**Material:**
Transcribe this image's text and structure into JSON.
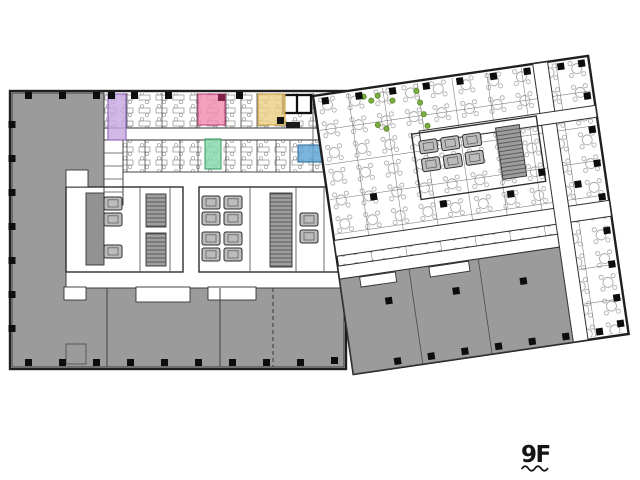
{
  "canvas": {
    "width": 640,
    "height": 480,
    "background": "#ffffff"
  },
  "floor_label": {
    "text": "9F"
  },
  "colors": {
    "wall": "#1f1f1f",
    "open_gray": "#9b9b9b",
    "core_gray": "#a8a8a8",
    "shaft_gray": "#929292",
    "column": "#0d0d0d",
    "plant_green": "#79ad3f",
    "label_black": "#141414"
  },
  "highlight_rooms": {
    "purple": {
      "color": "#c7a8e0"
    },
    "pink": {
      "color": "#f28cb0",
      "corner_column": "#7e1f47"
    },
    "yellow": {
      "color": "#edcf86",
      "corner_column": "#111111"
    },
    "green": {
      "color": "#86d9ab"
    },
    "blue": {
      "color": "#5ea3d6"
    }
  }
}
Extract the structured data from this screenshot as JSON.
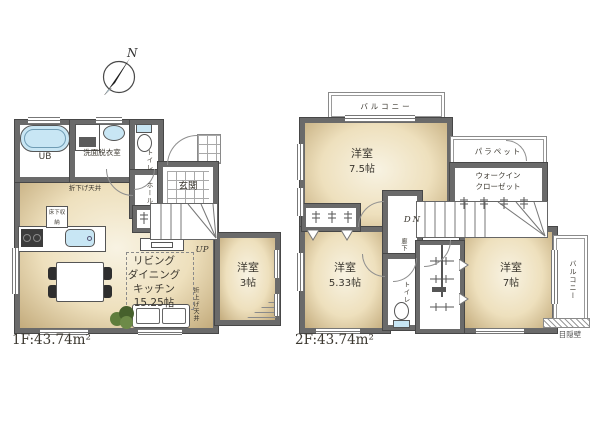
{
  "compass": {
    "north_label": "N"
  },
  "floor1": {
    "area_label": "1F:43.74m²",
    "bath_label": "UB",
    "washroom_label": "洗面脱衣室",
    "toilet_label": "トイレ",
    "hall_label": "ホール",
    "entrance_label": "玄関",
    "dropped_ceiling_label": "折下げ天井",
    "floor_storage_label": "床下収納",
    "ldk_lines": [
      "リビング",
      "ダイニング",
      "キッチン",
      "15.25帖"
    ],
    "raised_ceiling_label": "折上げ天井",
    "stairs_up_label": "UP",
    "western_room_3": {
      "name": "洋室",
      "size": "3帖"
    }
  },
  "floor2": {
    "area_label": "2F:43.74m²",
    "balcony_top_label": "バルコニー",
    "parapet_label": "パラペット",
    "walk_in_closet_lines": [
      "ウォークイン",
      "クローゼット"
    ],
    "western_room_7_5": {
      "name": "洋室",
      "size": "7.5帖"
    },
    "stairs_down_label": "DN",
    "corridor_label": "廊下",
    "western_room_5_33": {
      "name": "洋室",
      "size": "5.33帖"
    },
    "toilet_label": "トイレ",
    "western_room_7": {
      "name": "洋室",
      "size": "7帖"
    },
    "balcony_right_label": "バルコニー",
    "privacy_wall_label": "目隠壁"
  },
  "colors": {
    "wall": "#6a6a6a",
    "room_fill_center": "#f8f3e3",
    "room_fill_edge": "#c3ab7c",
    "fixture_blue": "#c8e6f4",
    "plant_green": "#5f7d3c"
  }
}
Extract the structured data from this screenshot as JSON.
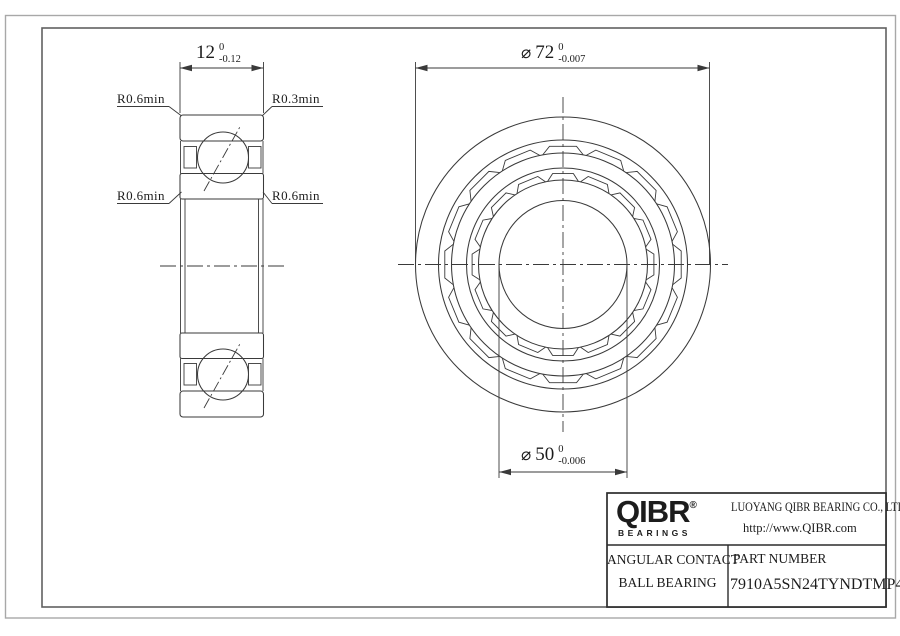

**Problem to solve:** Make an exact copy of every entry above, minus the images.

**Exercise result:**
Transcribe this image's text and structure into JSON.
{
  "canvas": {
    "width": 640,
    "height": 480,
    "background": "#ffffff"
  },
  "floor_label": {
    "text": "9F"
  },
  "colors": {
    "wall": "#1f1f1f",
    "open_gray": "#9b9b9b",
    "core_gray": "#a8a8a8",
    "shaft_gray": "#929292",
    "column": "#0d0d0d",
    "plant_green": "#79ad3f",
    "label_black": "#141414"
  },
  "highlight_rooms": {
    "purple": {
      "color": "#c7a8e0"
    },
    "pink": {
      "color": "#f28cb0",
      "corner_column": "#7e1f47"
    },
    "yellow": {
      "color": "#edcf86",
      "corner_column": "#111111"
    },
    "green": {
      "color": "#86d9ab"
    },
    "blue": {
      "color": "#5ea3d6"
    }
  }
}
Extract the structured data from this screenshot as JSON.
{
  "compass": {
    "north_label": "N"
  },
  "floor1": {
    "area_label": "1F:43.74m²",
    "bath_label": "UB",
    "washroom_label": "洗面脱衣室",
    "toilet_label": "トイレ",
    "hall_label": "ホール",
    "entrance_label": "玄関",
    "dropped_ceiling_label": "折下げ天井",
    "floor_storage_label": "床下収納",
    "ldk_lines": [
      "リビング",
      "ダイニング",
      "キッチン",
      "15.25帖"
    ],
    "raised_ceiling_label": "折上げ天井",
    "stairs_up_label": "UP",
    "western_room_3": {
      "name": "洋室",
      "size": "3帖"
    }
  },
  "floor2": {
    "area_label": "2F:43.74m²",
    "balcony_top_label": "バルコニー",
    "parapet_label": "パラペット",
    "walk_in_closet_lines": [
      "ウォークイン",
      "クローゼット"
    ],
    "western_room_7_5": {
      "name": "洋室",
      "size": "7.5帖"
    },
    "stairs_down_label": "DN",
    "corridor_label": "廊下",
    "western_room_5_33": {
      "name": "洋室",
      "size": "5.33帖"
    },
    "toilet_label": "トイレ",
    "western_room_7": {
      "name": "洋室",
      "size": "7帖"
    },
    "balcony_right_label": "バルコニー",
    "privacy_wall_label": "目隠壁"
  },
  "colors": {
    "wall": "#6a6a6a",
    "room_fill_center": "#f8f3e3",
    "room_fill_edge": "#c3ab7c",
    "fixture_blue": "#c8e6f4",
    "plant_green": "#5f7d3c"
  }
}
Extract the structured data from this screenshot as JSON.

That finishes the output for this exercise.